■ AIM OF THE EXERCISE ■
Of all the lines in the records below, how many hold the word "peak"? Give the number alone.

START RECORD EXTRACTS

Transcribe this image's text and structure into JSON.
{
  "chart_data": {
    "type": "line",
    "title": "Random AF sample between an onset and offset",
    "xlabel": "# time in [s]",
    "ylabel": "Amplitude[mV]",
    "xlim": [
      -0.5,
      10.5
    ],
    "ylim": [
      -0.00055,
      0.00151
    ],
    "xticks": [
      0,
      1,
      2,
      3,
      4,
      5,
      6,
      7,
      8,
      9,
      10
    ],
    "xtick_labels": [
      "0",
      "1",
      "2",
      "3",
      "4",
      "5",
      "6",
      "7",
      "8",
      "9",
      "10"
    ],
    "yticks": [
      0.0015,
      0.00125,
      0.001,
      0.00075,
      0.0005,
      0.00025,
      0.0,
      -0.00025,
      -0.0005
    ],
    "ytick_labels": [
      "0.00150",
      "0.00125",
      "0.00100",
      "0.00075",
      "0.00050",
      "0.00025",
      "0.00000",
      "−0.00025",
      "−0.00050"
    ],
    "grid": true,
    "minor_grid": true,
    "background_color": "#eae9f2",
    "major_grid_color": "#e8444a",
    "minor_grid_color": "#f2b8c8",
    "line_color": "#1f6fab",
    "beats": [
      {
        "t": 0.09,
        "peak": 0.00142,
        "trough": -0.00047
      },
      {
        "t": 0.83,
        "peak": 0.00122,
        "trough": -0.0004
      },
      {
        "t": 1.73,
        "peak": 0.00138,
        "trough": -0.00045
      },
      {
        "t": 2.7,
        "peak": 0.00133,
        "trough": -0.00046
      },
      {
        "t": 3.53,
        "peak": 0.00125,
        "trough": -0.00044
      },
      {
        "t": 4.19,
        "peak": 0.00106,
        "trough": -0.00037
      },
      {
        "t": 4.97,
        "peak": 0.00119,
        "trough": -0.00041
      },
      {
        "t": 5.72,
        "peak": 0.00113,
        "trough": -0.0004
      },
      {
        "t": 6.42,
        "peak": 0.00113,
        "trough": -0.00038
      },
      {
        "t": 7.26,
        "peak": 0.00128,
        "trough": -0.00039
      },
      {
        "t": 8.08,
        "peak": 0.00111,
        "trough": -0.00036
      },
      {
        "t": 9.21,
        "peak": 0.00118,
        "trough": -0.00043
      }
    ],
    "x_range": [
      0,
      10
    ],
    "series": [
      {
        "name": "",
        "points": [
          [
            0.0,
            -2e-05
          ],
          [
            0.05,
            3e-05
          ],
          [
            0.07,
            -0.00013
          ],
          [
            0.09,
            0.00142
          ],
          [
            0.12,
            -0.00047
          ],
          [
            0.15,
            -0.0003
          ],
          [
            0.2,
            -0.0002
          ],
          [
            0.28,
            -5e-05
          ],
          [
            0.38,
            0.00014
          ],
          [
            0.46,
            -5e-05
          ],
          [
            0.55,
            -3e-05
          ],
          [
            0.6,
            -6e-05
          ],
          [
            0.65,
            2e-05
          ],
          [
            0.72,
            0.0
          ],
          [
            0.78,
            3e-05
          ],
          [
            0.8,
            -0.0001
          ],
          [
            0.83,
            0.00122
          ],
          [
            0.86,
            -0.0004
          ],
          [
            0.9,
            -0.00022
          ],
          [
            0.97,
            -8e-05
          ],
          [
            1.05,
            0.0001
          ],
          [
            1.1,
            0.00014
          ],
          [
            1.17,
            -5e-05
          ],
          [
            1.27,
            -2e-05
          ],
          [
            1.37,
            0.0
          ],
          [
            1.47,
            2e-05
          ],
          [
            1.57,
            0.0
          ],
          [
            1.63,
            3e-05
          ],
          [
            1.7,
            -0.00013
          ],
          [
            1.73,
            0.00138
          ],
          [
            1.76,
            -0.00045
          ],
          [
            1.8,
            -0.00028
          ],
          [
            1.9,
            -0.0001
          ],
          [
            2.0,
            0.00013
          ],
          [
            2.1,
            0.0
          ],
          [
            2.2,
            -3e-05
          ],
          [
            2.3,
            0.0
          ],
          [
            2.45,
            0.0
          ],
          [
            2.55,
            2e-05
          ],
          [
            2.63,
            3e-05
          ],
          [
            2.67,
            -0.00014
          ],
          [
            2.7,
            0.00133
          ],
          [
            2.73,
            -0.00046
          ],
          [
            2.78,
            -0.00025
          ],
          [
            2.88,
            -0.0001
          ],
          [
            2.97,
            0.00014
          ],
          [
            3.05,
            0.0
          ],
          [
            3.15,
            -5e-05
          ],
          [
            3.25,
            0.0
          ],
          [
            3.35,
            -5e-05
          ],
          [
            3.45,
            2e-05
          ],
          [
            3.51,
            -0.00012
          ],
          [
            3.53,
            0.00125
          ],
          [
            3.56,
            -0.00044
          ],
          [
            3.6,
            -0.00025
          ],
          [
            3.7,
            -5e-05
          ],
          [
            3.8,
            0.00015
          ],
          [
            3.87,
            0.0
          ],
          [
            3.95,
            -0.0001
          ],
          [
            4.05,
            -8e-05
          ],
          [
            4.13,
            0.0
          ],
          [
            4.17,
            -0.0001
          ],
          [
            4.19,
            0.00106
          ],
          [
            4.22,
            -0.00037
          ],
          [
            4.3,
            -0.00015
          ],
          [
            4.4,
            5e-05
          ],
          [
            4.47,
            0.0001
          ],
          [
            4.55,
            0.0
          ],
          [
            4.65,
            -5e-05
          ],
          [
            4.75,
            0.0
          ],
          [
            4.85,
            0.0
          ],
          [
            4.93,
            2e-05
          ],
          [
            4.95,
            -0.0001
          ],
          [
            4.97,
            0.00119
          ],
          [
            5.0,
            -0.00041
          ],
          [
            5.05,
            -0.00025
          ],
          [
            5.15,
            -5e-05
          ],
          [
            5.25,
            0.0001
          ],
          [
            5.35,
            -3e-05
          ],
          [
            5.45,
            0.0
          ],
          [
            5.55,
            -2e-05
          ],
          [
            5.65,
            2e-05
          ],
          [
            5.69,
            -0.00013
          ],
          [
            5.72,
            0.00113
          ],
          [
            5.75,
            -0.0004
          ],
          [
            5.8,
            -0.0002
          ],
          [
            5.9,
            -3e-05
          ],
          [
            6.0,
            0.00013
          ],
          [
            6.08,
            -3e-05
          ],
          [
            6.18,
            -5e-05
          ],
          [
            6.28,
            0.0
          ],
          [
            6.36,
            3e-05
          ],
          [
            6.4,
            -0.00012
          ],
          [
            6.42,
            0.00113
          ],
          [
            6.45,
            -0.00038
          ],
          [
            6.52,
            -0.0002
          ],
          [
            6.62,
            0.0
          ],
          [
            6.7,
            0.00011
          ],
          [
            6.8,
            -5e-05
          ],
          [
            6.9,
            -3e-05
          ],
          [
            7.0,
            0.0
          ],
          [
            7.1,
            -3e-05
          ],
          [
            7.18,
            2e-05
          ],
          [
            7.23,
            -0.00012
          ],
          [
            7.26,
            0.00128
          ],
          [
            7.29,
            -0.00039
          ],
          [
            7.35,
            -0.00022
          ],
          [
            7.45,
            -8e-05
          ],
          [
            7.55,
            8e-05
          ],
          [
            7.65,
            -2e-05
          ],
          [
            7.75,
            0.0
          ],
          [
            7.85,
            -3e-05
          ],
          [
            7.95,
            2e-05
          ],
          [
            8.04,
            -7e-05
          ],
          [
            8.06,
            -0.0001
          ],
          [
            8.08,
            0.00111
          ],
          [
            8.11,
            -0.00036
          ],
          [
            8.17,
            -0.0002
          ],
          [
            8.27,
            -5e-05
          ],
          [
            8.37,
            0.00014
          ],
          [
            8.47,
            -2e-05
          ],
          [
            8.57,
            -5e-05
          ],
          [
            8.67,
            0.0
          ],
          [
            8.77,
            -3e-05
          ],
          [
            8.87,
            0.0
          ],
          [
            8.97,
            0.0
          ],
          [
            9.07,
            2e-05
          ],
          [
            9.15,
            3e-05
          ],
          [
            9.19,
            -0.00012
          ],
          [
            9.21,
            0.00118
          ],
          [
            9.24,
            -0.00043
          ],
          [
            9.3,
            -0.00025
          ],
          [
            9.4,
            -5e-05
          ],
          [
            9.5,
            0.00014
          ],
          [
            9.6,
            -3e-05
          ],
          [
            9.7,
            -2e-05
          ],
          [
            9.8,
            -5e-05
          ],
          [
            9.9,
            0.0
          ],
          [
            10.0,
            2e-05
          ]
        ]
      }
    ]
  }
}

END RECORD EXTRACTS

■ TASK RESPONSE ■
12